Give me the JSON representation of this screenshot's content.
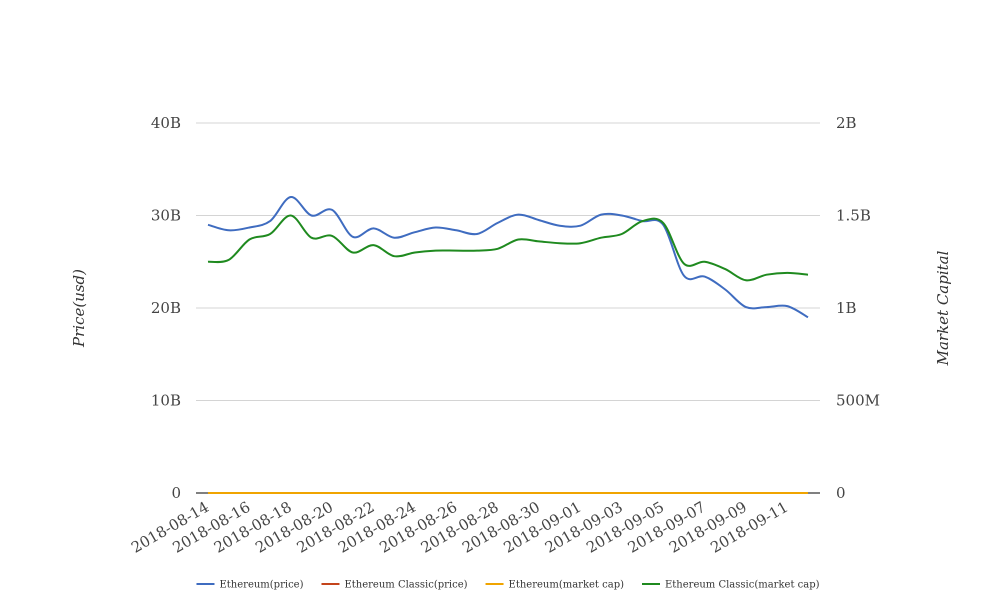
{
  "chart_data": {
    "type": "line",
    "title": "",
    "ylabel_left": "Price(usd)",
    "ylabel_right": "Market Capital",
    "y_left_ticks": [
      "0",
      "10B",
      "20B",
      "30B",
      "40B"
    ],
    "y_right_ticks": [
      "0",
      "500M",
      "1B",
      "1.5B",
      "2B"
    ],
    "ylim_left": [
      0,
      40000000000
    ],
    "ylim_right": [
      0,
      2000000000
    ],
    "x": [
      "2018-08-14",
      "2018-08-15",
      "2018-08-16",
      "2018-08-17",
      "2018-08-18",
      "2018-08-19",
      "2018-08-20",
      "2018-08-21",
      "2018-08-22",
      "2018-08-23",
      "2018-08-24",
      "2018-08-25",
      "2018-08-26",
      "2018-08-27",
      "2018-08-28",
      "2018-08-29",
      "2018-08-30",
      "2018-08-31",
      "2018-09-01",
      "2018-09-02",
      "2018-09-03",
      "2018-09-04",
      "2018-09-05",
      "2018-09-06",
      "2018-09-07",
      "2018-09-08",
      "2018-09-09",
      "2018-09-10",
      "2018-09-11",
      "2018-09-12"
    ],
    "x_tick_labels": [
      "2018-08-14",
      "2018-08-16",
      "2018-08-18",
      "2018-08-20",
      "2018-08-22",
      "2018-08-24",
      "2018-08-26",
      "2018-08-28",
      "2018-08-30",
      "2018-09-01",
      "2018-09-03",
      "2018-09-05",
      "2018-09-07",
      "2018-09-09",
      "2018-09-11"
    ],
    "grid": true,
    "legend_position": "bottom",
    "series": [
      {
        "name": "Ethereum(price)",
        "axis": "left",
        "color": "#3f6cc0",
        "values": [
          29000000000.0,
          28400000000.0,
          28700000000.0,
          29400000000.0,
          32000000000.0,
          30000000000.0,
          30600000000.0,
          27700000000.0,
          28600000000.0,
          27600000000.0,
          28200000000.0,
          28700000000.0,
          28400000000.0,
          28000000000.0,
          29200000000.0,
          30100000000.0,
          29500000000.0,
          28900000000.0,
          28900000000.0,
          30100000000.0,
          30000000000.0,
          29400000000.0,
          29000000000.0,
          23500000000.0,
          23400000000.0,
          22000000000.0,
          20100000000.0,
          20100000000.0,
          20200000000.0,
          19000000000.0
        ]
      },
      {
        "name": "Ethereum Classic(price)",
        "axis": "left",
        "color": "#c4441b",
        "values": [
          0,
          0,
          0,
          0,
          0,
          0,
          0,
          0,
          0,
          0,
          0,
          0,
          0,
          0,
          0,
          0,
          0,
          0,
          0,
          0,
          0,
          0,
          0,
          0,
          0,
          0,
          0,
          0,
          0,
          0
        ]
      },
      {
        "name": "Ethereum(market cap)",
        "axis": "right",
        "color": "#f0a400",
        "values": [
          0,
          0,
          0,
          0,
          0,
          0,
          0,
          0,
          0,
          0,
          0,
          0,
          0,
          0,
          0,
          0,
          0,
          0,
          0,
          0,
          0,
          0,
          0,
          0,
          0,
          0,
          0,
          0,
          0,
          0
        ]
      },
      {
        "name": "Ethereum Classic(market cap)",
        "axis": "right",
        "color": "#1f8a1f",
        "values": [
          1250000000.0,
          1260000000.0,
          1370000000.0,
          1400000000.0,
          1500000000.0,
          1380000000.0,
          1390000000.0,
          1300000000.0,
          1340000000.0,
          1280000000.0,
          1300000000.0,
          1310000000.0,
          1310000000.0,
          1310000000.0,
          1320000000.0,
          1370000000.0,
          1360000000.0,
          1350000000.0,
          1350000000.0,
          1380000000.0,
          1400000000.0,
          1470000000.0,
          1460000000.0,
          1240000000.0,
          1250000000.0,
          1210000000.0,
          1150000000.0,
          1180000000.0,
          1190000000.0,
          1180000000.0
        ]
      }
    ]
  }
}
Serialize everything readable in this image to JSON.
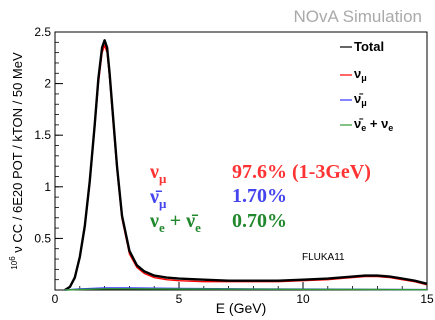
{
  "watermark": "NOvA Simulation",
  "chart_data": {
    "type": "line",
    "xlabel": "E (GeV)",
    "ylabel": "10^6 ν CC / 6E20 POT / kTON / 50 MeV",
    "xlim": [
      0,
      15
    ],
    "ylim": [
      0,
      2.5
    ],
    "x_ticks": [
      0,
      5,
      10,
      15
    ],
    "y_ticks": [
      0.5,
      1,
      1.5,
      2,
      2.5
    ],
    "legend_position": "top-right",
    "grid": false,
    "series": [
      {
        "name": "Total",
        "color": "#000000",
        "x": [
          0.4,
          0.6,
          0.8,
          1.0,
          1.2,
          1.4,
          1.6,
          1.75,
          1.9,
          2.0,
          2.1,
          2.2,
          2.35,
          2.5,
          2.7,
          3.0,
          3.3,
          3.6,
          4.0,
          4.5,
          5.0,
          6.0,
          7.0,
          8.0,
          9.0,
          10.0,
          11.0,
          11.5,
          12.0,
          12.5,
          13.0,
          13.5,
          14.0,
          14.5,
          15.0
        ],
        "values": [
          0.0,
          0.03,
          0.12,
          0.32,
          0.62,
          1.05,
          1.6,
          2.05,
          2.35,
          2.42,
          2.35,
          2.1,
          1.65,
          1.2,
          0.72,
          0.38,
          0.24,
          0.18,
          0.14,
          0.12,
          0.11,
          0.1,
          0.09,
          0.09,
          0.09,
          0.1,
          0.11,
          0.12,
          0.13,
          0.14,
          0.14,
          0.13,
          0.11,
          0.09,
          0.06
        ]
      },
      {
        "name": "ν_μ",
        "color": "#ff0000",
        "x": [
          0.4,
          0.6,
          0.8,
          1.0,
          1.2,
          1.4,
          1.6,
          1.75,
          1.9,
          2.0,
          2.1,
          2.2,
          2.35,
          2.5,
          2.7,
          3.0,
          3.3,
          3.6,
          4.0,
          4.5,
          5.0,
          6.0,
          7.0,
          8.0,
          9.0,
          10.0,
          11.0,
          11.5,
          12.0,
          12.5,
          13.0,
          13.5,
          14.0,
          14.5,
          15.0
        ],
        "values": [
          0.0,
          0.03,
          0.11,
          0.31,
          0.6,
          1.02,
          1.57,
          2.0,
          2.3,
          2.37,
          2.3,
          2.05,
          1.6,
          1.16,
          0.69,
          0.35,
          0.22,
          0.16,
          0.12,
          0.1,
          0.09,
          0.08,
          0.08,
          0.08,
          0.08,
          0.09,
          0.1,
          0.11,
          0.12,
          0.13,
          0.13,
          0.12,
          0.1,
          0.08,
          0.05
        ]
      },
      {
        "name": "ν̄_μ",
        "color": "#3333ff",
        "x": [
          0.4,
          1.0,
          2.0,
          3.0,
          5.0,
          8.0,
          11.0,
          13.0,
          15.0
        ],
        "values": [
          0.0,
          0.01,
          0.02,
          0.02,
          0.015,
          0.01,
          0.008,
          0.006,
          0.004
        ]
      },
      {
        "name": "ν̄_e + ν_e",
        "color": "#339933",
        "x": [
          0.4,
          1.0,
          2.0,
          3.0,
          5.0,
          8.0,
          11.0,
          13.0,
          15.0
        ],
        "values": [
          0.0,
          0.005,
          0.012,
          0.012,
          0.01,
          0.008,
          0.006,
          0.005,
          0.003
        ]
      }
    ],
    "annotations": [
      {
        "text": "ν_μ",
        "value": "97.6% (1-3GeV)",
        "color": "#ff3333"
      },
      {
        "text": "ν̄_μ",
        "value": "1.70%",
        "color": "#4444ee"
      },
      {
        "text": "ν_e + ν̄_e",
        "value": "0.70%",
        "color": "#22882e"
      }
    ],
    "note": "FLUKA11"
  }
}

══════

WHAT IS BEING ASKED = Provide the number of lines in the data above that contain the string "name", and nothing else.

RESULT FOR THIS EXERCISE = 8